• Data extract

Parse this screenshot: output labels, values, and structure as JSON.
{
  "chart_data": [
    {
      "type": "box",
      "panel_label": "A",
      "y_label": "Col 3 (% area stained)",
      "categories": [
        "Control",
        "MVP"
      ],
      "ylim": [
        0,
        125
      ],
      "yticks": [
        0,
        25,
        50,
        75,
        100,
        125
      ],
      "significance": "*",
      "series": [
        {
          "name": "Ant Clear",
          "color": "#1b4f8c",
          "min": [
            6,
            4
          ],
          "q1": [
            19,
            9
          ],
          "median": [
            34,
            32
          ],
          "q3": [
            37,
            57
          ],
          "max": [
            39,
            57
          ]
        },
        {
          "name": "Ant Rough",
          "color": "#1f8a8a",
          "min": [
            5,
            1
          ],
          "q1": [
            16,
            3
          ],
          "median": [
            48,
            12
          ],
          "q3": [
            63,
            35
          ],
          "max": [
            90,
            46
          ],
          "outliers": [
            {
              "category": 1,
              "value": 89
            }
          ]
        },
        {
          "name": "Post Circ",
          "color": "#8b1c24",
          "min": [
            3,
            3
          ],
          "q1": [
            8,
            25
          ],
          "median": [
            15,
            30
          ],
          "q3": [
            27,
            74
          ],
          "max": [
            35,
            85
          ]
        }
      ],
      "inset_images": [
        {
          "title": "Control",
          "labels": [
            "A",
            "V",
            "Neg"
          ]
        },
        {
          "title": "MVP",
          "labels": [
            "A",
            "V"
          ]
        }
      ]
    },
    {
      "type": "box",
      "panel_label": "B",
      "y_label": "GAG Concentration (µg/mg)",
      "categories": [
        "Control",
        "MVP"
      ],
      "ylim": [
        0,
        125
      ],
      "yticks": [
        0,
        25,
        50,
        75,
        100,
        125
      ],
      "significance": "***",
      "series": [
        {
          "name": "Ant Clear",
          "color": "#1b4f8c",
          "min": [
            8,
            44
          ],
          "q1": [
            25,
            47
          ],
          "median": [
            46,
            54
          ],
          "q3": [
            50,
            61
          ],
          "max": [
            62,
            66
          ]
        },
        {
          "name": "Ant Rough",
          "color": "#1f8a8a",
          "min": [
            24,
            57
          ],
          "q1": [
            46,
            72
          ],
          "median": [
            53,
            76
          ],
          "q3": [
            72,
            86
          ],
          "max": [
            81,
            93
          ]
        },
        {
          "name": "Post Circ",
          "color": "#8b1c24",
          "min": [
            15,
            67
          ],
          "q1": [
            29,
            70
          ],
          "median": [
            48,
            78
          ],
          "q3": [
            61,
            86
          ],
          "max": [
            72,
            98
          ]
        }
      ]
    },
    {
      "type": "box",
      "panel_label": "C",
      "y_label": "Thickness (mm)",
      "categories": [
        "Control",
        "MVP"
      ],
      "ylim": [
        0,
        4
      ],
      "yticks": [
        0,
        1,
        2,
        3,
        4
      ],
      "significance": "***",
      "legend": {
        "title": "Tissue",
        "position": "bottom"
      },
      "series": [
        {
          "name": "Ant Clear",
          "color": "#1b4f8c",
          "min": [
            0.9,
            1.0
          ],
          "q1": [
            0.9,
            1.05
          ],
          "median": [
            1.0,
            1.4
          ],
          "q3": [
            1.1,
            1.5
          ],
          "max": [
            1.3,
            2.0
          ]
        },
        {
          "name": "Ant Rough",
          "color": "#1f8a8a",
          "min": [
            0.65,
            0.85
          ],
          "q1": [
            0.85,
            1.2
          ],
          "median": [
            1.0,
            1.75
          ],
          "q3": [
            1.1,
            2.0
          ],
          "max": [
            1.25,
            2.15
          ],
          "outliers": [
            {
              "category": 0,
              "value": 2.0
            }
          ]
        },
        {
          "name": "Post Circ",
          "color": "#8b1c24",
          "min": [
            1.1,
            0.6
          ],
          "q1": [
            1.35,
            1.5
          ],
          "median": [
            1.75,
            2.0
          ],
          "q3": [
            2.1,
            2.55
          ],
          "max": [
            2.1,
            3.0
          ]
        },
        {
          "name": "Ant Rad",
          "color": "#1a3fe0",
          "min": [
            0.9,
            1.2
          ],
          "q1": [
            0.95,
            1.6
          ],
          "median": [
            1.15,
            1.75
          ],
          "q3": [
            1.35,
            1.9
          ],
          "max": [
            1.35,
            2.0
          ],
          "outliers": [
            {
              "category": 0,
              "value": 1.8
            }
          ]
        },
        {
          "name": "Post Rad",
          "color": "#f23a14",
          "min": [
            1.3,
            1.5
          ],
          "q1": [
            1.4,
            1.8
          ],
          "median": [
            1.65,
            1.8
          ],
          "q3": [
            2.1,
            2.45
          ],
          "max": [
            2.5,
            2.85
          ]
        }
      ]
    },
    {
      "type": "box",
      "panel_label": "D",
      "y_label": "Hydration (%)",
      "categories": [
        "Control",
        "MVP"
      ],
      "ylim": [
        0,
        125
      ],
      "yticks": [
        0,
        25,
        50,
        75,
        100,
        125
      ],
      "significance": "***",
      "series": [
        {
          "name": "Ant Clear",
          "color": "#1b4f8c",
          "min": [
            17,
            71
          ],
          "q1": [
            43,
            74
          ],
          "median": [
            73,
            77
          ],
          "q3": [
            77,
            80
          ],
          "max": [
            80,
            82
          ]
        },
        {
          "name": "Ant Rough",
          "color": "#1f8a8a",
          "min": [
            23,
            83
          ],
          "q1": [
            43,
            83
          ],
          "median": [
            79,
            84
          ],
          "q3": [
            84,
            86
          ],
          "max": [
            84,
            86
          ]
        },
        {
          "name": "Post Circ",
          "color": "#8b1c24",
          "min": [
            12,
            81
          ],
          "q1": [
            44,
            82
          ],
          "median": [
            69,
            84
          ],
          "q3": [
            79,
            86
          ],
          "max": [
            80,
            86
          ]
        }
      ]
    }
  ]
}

• Stated task
Lines that include the word "title" are to be extracted from the data above.

• Problem solution
          "title": "Control",
          "title": "MVP",
        "title": "Tissue",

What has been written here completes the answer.